INFORMATION SHOWN
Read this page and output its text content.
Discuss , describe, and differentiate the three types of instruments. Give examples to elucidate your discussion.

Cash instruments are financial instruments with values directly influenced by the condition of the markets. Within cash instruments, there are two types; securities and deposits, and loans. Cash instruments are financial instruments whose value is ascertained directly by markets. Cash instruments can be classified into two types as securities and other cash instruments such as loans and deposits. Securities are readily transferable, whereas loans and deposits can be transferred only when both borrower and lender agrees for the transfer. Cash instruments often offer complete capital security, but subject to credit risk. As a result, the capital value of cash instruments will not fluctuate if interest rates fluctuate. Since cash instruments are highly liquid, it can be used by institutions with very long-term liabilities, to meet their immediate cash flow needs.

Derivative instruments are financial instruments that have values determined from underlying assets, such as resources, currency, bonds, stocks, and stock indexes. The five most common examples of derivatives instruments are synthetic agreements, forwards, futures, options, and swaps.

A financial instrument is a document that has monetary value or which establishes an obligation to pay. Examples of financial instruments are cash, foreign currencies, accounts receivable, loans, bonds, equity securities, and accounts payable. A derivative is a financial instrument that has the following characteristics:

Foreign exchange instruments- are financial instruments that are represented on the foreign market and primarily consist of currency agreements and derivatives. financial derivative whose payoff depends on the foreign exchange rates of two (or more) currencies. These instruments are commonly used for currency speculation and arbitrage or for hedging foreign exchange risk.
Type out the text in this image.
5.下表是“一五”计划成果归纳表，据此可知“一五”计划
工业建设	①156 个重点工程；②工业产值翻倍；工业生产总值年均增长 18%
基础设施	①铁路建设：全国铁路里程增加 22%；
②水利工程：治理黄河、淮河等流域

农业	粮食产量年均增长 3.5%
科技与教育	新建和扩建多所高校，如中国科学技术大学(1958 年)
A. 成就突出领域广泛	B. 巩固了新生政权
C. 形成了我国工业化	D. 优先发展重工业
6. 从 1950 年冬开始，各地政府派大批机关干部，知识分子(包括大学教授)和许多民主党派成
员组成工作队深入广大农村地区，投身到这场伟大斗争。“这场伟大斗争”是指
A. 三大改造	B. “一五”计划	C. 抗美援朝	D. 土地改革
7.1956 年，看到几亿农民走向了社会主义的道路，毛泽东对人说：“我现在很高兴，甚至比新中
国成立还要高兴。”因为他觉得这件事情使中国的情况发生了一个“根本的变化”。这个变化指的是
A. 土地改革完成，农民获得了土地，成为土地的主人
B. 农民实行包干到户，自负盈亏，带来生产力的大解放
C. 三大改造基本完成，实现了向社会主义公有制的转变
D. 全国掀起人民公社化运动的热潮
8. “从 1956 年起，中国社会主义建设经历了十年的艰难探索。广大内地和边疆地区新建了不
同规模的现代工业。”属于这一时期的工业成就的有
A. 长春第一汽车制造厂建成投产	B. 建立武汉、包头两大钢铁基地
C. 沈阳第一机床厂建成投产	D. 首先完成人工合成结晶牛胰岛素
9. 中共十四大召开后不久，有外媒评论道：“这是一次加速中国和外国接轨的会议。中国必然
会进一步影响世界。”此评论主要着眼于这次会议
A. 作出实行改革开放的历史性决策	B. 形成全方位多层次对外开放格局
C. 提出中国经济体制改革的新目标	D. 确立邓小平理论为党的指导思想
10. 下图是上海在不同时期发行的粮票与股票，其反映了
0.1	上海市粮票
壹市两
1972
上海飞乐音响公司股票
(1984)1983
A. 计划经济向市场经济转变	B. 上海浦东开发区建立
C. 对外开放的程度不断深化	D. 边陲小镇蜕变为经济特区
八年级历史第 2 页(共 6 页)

AIM
Copy in full each line that holds the word "derivatives".

ANSWER FOR THE TASK
Derivative instruments are financial instruments that have values determined from underlying assets, such as resources, currency, bonds, stocks, and stock indexes. The five most common examples of derivatives instruments are synthetic agreements, forwards, futures, options, and swaps.
Foreign exchange instruments- are financial instruments that are represented on the foreign market and primarily consist of currency agreements and derivatives. financial derivative whose payoff depends on the foreign exchange rates of two (or more) currencies. These instruments are commonly used for currency speculation and arbitrage or for hedging foreign exchange risk.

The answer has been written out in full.